§ **The problem**
Count the lines below that contain the word "catalogue" and give only the number.

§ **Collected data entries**
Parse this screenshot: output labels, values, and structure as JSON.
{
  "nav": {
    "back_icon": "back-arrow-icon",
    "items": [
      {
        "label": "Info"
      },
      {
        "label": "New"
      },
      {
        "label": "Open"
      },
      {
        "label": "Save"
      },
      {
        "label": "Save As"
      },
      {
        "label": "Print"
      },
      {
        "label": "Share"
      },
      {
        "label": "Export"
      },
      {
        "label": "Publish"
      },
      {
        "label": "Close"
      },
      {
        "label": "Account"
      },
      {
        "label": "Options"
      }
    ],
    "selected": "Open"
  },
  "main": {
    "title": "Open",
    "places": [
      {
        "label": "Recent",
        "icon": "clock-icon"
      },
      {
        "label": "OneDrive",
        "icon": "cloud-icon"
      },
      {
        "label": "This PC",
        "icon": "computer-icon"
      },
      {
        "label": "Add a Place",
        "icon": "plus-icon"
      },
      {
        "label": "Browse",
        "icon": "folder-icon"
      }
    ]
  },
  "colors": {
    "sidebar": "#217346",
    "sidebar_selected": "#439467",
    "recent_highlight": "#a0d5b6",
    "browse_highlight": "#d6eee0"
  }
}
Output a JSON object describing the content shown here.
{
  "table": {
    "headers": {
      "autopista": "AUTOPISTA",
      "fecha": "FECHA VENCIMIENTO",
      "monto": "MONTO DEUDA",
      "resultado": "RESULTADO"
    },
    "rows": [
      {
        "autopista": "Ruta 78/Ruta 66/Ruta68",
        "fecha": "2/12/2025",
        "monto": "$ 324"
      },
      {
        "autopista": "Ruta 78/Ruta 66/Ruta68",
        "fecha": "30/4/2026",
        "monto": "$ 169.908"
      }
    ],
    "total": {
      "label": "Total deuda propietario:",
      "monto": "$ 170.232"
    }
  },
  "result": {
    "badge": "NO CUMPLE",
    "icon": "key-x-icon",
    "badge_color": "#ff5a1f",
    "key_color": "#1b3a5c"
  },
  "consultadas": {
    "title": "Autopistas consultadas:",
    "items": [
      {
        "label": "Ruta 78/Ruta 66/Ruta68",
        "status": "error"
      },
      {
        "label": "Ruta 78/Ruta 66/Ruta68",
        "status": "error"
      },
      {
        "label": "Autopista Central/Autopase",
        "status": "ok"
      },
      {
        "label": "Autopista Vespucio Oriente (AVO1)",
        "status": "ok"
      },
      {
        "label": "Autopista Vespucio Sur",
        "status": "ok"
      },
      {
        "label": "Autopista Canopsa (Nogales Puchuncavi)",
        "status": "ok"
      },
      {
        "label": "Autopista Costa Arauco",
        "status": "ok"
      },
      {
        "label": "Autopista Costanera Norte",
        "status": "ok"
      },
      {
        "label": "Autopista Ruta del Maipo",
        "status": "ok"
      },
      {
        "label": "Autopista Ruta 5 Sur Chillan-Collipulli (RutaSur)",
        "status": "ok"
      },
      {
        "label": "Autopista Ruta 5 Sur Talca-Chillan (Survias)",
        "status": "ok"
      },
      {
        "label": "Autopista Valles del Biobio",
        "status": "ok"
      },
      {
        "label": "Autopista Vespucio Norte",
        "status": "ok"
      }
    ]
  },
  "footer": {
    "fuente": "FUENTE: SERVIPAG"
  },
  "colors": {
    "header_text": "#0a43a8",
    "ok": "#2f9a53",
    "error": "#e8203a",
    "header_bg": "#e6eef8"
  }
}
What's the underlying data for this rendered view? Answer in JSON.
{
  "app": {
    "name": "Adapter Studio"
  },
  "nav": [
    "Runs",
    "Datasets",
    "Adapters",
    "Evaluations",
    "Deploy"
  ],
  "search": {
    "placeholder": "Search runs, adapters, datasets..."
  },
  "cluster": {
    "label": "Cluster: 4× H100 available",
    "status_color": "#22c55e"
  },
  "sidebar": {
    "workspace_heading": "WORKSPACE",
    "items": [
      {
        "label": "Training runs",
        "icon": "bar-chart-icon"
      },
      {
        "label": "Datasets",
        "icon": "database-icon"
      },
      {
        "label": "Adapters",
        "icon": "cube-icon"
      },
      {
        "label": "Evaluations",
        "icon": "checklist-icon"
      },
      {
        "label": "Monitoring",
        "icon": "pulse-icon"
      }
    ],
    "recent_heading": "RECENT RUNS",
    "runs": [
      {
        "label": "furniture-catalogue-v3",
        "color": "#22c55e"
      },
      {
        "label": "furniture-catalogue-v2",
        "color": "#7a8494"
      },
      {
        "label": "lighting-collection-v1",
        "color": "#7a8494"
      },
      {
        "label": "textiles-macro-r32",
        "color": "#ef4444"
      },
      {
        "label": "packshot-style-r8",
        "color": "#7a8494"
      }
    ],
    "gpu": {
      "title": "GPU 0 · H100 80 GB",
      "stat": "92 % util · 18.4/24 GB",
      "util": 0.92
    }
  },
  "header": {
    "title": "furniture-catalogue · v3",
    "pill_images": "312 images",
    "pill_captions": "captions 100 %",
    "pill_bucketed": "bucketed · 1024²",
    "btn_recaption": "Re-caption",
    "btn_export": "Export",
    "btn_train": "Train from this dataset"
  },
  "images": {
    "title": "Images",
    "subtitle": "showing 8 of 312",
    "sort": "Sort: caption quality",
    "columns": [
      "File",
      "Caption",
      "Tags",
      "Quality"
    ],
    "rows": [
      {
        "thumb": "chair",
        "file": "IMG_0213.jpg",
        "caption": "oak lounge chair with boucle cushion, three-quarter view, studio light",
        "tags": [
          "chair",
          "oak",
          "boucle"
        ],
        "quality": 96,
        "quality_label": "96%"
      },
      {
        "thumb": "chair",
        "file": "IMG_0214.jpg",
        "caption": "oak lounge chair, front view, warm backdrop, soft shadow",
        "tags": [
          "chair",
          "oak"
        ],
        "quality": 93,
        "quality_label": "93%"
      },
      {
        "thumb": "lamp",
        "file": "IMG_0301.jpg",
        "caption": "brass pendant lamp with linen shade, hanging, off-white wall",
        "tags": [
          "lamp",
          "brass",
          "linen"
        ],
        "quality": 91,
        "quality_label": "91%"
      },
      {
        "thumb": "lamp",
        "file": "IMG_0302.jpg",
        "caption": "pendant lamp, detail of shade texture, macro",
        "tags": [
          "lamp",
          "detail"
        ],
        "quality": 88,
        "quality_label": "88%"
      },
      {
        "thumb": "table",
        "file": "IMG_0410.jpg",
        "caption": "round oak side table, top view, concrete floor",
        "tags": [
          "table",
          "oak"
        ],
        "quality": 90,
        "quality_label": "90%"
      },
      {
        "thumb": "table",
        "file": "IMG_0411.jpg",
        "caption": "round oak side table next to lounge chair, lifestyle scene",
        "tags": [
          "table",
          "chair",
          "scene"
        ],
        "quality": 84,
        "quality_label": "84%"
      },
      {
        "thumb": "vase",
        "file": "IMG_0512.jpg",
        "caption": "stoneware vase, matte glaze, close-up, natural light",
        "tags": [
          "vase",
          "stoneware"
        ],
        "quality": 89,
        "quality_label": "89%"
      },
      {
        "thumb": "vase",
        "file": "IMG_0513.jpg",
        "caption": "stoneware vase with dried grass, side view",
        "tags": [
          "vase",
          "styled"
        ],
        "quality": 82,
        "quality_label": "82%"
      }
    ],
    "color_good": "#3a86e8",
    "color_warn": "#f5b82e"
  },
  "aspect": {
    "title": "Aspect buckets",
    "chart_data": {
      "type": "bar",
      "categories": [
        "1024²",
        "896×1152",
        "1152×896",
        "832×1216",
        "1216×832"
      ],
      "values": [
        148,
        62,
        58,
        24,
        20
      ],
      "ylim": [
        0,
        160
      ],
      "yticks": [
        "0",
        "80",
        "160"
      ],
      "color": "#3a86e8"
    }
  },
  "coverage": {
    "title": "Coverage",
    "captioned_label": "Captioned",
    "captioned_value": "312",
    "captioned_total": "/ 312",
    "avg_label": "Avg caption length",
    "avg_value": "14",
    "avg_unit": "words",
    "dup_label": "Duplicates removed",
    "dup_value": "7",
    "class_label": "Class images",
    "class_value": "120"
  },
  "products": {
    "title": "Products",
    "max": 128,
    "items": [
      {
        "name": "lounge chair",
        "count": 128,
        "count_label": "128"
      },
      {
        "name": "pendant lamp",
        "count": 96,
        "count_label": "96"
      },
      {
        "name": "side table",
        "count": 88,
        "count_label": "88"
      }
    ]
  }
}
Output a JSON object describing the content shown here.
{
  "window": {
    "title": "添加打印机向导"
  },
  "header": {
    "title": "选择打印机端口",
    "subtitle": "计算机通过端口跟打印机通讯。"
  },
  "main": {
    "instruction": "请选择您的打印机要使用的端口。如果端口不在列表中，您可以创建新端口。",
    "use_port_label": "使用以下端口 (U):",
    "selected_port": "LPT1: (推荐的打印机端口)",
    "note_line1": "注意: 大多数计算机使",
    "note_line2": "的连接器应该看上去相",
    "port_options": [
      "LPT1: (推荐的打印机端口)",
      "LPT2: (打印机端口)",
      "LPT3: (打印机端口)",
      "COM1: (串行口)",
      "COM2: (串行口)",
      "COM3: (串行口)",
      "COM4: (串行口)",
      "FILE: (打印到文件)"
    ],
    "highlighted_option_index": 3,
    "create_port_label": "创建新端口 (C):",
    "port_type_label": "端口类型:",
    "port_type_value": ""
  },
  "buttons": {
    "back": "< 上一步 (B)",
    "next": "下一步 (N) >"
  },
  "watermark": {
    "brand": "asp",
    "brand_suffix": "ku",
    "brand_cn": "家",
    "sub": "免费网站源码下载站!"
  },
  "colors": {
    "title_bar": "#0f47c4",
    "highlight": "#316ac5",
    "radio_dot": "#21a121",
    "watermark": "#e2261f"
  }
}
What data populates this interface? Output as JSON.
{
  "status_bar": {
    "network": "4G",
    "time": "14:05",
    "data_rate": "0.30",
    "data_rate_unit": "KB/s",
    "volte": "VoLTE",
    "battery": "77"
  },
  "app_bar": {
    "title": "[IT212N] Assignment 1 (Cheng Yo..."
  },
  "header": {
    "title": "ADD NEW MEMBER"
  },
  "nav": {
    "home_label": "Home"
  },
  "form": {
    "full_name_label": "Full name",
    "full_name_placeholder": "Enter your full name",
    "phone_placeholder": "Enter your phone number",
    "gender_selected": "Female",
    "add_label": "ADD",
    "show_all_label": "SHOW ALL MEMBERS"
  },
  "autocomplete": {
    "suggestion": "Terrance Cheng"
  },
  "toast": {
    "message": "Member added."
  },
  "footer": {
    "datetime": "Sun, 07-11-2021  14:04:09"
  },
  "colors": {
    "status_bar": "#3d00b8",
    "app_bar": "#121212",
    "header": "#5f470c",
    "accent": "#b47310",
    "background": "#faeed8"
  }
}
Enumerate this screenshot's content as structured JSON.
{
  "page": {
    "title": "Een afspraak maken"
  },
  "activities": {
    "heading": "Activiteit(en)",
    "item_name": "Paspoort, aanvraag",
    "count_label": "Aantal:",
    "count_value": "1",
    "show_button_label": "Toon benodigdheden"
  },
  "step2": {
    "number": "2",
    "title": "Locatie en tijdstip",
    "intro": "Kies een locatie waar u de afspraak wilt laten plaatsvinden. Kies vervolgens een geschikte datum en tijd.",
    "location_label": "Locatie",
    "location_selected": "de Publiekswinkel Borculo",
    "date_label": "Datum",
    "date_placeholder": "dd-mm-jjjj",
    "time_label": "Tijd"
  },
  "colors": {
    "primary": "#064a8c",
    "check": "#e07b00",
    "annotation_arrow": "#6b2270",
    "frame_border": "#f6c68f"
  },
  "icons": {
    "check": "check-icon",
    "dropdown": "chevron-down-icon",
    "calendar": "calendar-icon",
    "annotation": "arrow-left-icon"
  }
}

§ **Correct response**
3